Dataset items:
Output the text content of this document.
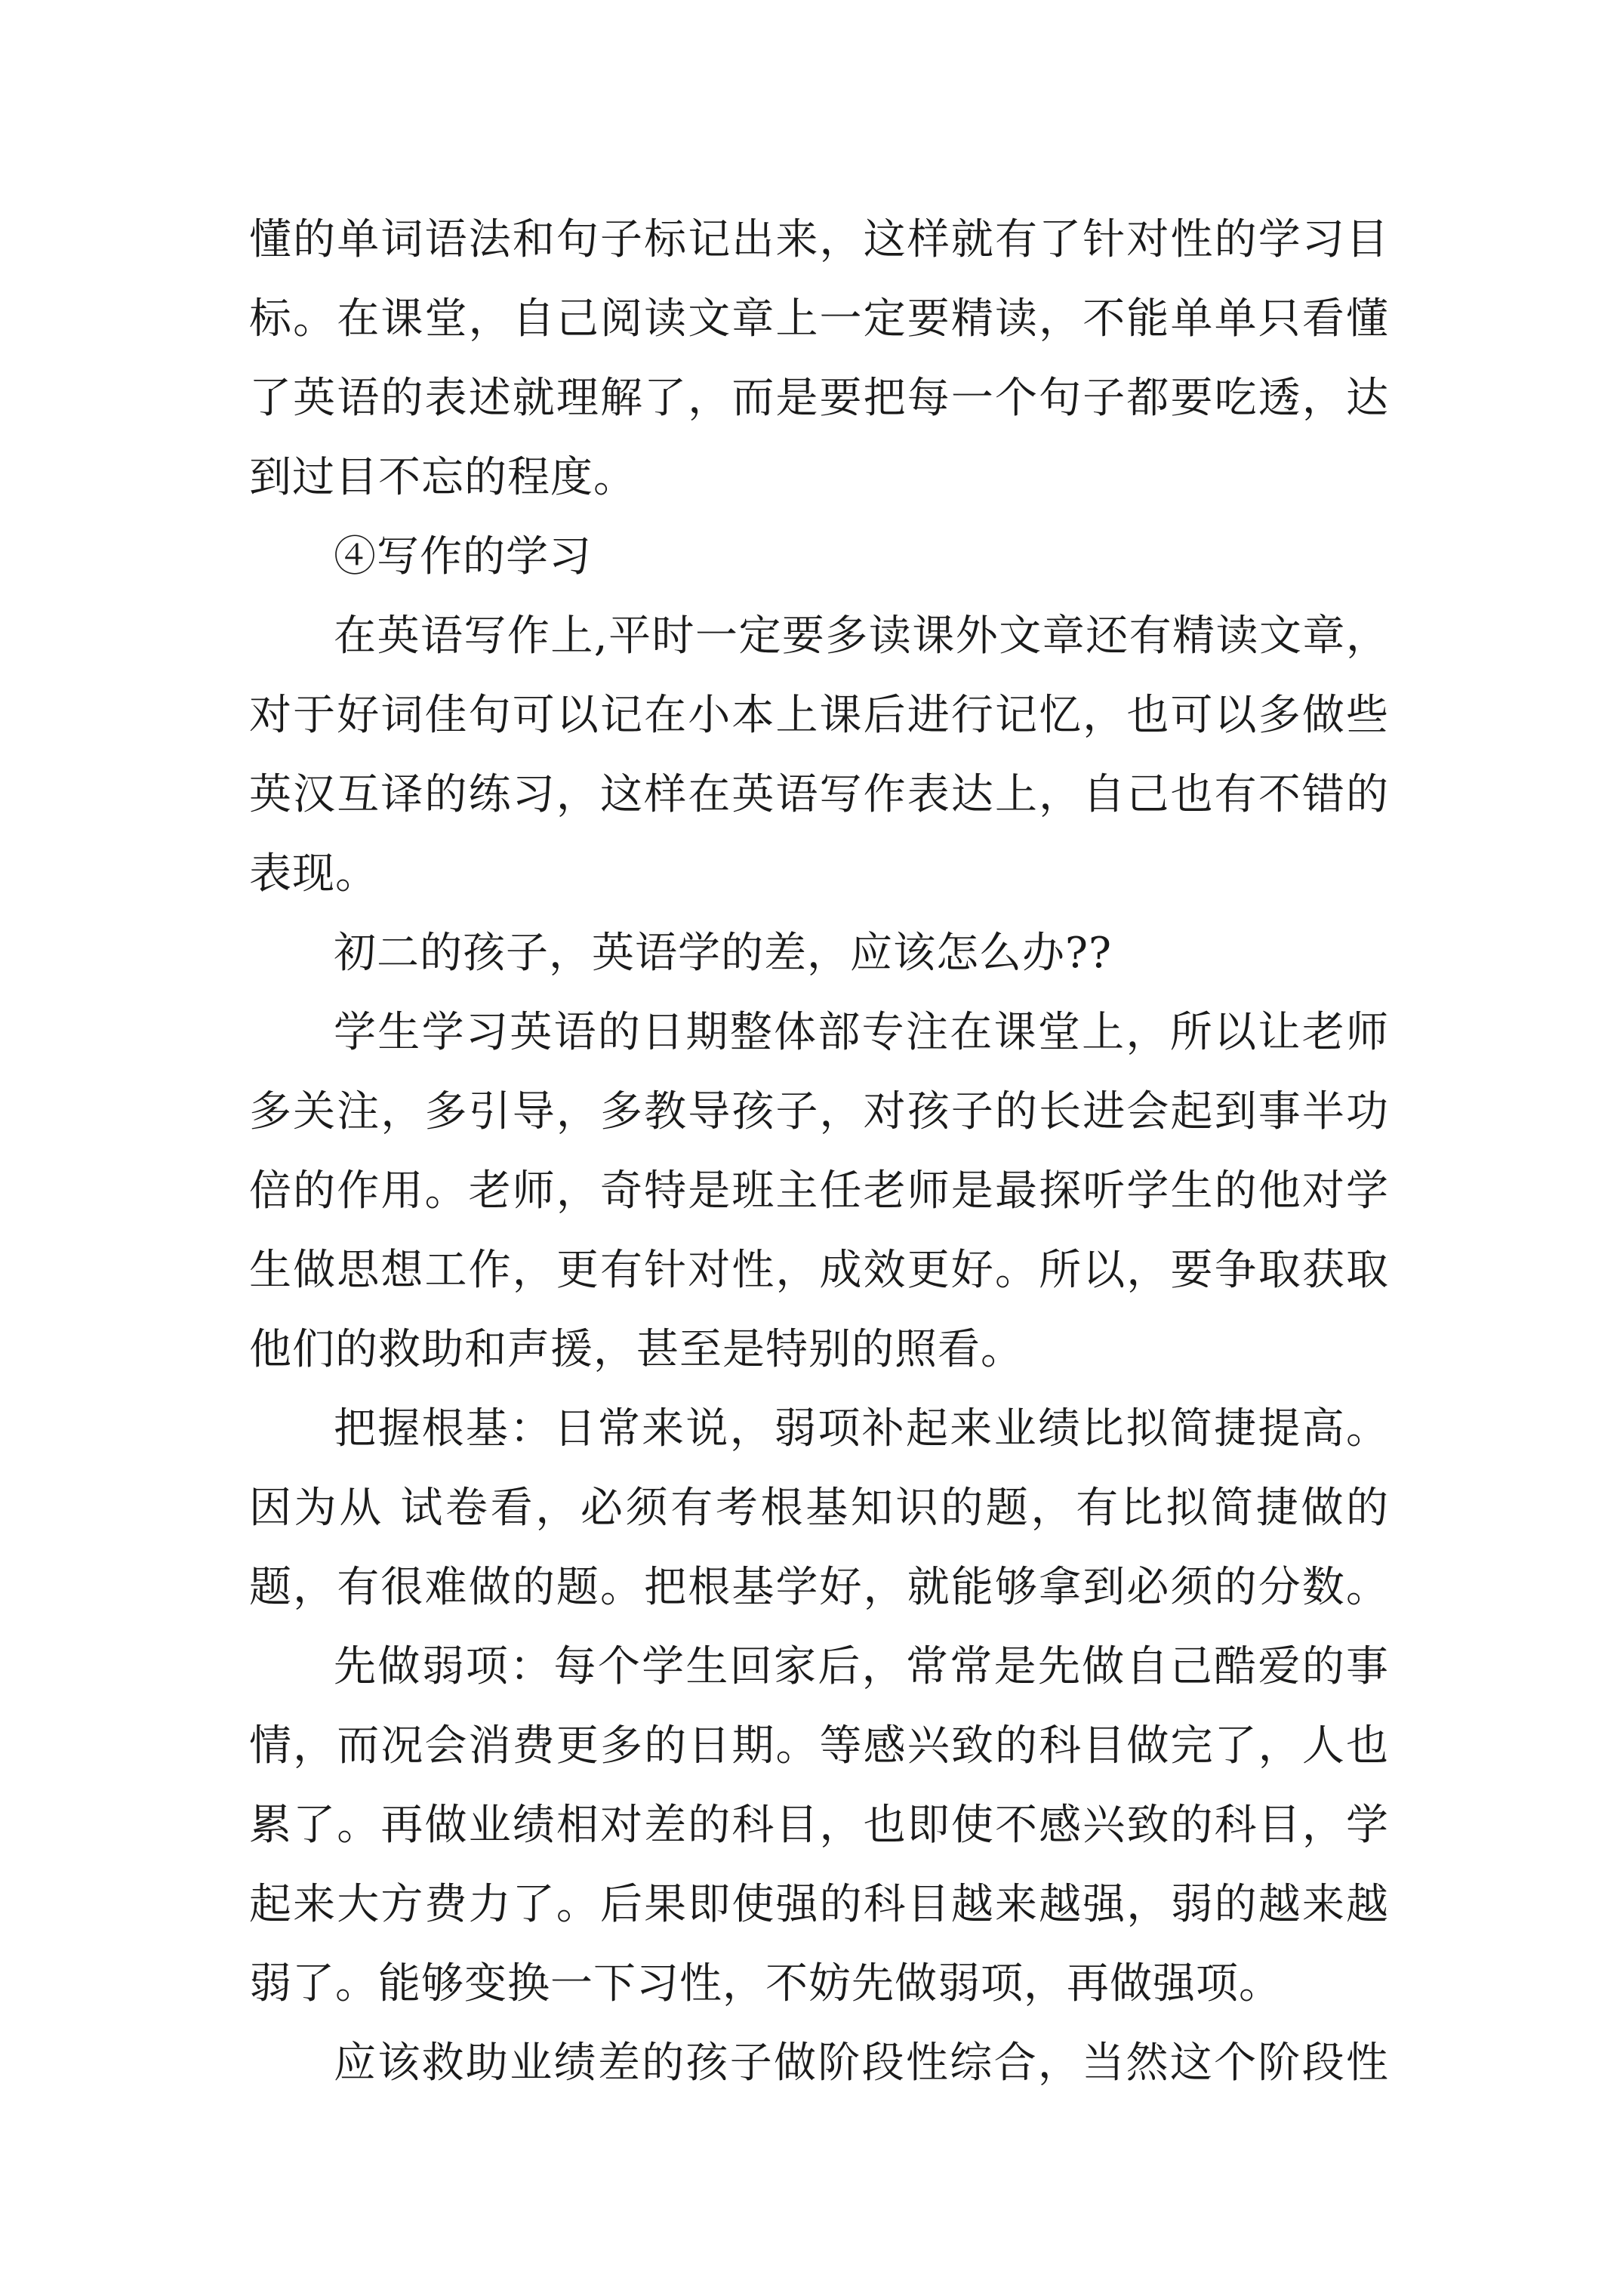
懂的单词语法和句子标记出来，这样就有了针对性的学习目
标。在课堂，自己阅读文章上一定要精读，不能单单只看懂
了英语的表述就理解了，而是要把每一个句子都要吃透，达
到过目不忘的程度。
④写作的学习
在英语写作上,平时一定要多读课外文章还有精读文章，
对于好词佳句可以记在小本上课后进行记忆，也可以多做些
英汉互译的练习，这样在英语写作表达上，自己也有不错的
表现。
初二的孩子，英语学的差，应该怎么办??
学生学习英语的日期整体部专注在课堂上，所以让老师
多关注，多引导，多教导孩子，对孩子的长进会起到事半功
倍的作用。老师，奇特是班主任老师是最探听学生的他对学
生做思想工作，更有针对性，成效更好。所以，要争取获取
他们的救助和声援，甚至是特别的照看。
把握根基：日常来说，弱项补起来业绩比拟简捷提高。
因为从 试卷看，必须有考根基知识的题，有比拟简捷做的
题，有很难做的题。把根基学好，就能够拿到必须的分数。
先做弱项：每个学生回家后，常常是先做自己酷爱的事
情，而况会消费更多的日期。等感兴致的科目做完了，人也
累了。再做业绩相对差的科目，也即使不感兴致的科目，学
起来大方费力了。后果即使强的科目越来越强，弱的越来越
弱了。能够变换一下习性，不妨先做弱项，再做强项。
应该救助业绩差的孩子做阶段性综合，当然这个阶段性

Instructions to follow:
Make an exact copy of the data above, pictures excluded.

Solution:
Output the text content of this document.
懂的单词语法和句子标记出来，这样就有了针对性的学习目
标。在课堂，自己阅读文章上一定要精读，不能单单只看懂
了英语的表述就理解了，而是要把每一个句子都要吃透，达
到过目不忘的程度。
④写作的学习
在英语写作上,平时一定要多读课外文章还有精读文章，
对于好词佳句可以记在小本上课后进行记忆，也可以多做些
英汉互译的练习，这样在英语写作表达上，自己也有不错的
表现。
初二的孩子，英语学的差，应该怎么办??
学生学习英语的日期整体部专注在课堂上，所以让老师
多关注，多引导，多教导孩子，对孩子的长进会起到事半功
倍的作用。老师，奇特是班主任老师是最探听学生的他对学
生做思想工作，更有针对性，成效更好。所以，要争取获取
他们的救助和声援，甚至是特别的照看。
把握根基：日常来说，弱项补起来业绩比拟简捷提高。
因为从 试卷看，必须有考根基知识的题，有比拟简捷做的
题，有很难做的题。把根基学好，就能够拿到必须的分数。
先做弱项：每个学生回家后，常常是先做自己酷爱的事
情，而况会消费更多的日期。等感兴致的科目做完了，人也
累了。再做业绩相对差的科目，也即使不感兴致的科目，学
起来大方费力了。后果即使强的科目越来越强，弱的越来越
弱了。能够变换一下习性，不妨先做弱项，再做强项。
应该救助业绩差的孩子做阶段性综合，当然这个阶段性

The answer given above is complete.